-- Begin Stored rows --
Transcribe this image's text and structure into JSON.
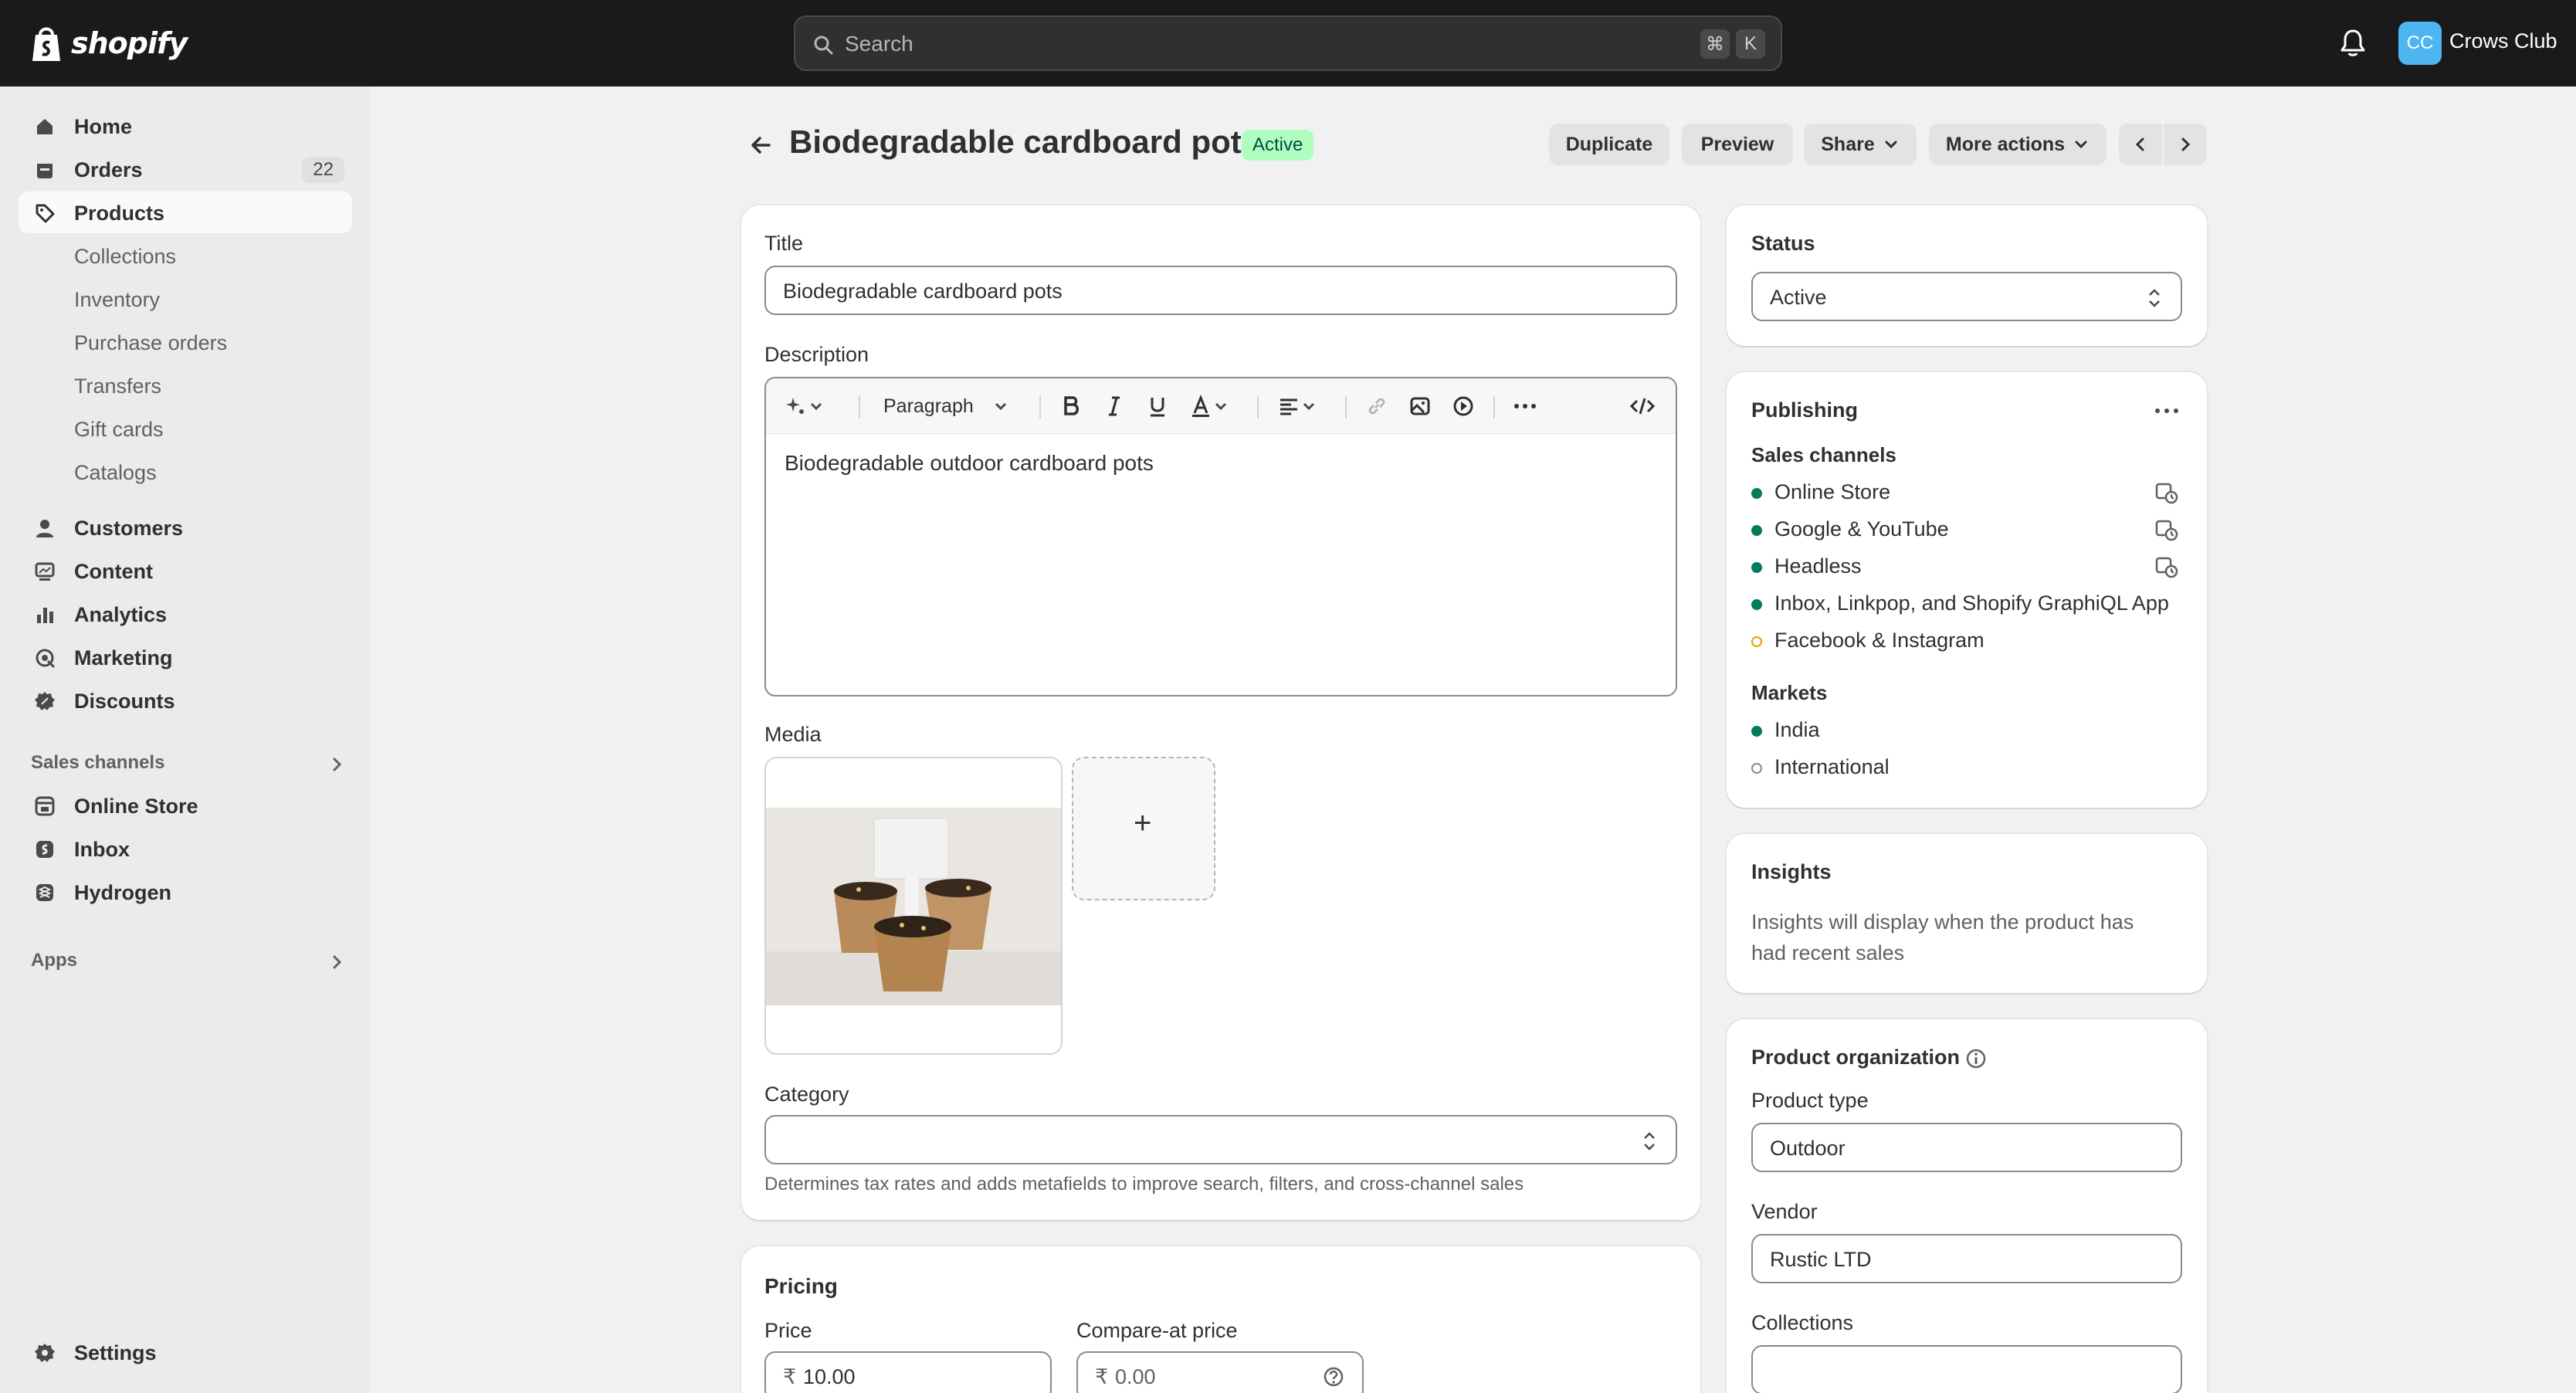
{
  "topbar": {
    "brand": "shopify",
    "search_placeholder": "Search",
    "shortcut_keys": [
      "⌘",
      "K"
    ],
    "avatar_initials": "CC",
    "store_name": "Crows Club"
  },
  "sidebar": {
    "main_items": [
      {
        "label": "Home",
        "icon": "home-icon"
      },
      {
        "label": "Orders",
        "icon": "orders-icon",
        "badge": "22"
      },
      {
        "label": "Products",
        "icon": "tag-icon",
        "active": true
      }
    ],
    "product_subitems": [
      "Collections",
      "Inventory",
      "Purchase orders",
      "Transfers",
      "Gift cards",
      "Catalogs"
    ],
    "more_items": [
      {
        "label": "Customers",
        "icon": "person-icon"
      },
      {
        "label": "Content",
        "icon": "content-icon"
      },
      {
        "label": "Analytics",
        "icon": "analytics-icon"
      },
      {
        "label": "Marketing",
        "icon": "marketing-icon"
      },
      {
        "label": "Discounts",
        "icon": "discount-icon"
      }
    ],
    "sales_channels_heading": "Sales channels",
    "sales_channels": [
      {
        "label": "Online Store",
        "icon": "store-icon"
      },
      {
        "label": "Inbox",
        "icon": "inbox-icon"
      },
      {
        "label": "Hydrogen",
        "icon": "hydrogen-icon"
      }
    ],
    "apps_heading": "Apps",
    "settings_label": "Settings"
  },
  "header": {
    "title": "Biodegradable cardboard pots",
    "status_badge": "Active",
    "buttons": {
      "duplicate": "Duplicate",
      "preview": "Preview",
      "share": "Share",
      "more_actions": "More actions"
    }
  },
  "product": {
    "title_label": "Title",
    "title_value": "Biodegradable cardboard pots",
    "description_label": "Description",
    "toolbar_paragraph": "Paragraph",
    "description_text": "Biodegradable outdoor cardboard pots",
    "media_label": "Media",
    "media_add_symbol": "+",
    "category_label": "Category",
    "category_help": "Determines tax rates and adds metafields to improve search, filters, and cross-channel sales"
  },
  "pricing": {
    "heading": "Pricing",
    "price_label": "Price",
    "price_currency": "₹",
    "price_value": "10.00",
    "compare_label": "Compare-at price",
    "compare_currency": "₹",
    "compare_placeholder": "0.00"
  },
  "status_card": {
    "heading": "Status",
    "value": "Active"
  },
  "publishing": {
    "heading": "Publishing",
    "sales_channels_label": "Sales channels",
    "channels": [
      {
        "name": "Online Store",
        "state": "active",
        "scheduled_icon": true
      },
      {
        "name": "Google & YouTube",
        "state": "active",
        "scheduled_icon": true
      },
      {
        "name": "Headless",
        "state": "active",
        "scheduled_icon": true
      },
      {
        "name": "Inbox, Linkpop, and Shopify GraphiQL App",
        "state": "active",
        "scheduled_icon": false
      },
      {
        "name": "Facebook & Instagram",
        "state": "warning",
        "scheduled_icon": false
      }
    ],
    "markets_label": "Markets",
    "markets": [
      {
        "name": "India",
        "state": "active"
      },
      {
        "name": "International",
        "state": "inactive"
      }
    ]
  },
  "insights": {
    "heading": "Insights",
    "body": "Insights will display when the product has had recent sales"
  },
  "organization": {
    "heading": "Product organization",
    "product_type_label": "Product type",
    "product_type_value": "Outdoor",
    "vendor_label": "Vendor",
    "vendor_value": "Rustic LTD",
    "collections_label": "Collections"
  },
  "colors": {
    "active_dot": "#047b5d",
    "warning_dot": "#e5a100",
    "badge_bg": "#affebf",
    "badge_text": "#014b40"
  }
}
-- End Stored rows --
-- Begin Stored rows --
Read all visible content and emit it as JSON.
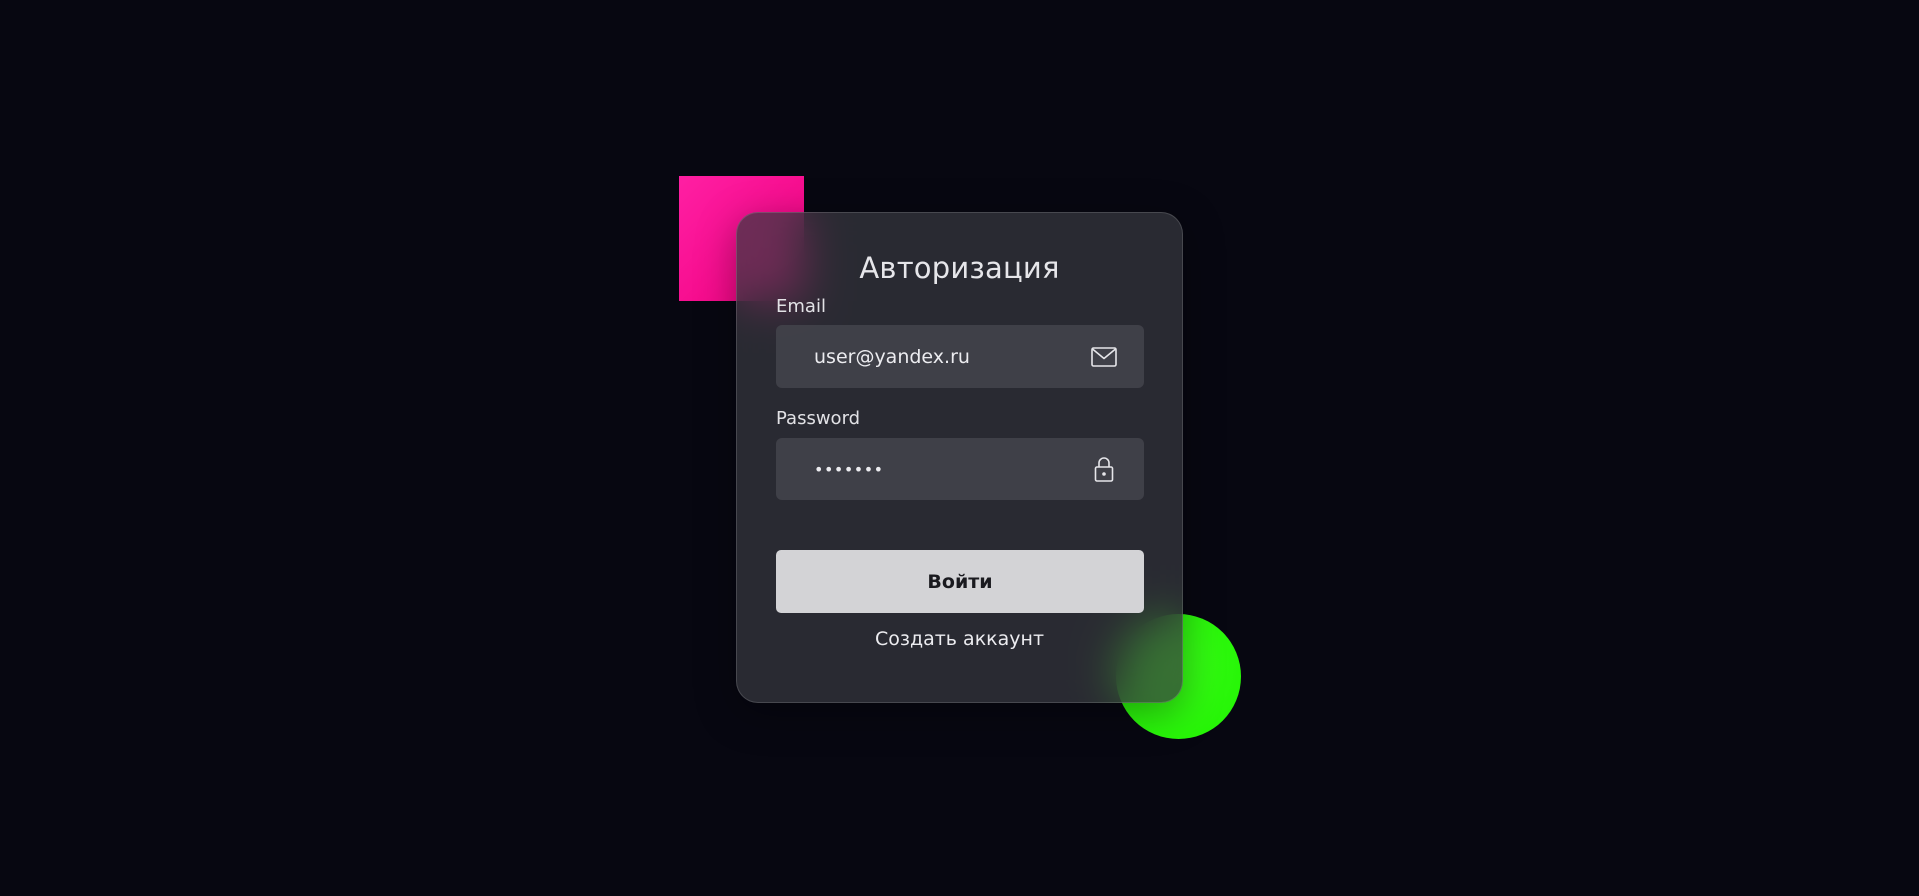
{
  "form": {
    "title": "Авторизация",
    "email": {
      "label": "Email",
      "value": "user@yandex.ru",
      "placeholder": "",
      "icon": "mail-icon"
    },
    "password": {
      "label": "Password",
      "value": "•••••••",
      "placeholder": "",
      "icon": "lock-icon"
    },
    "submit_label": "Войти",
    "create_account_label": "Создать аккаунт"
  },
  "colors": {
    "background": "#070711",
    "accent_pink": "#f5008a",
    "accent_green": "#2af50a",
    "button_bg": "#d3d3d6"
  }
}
-- End Stored rows --
**The request:** From the data above, gather every line that includes the word "organization".

**Answer below:**
  "organization": {
    "heading": "Product organization",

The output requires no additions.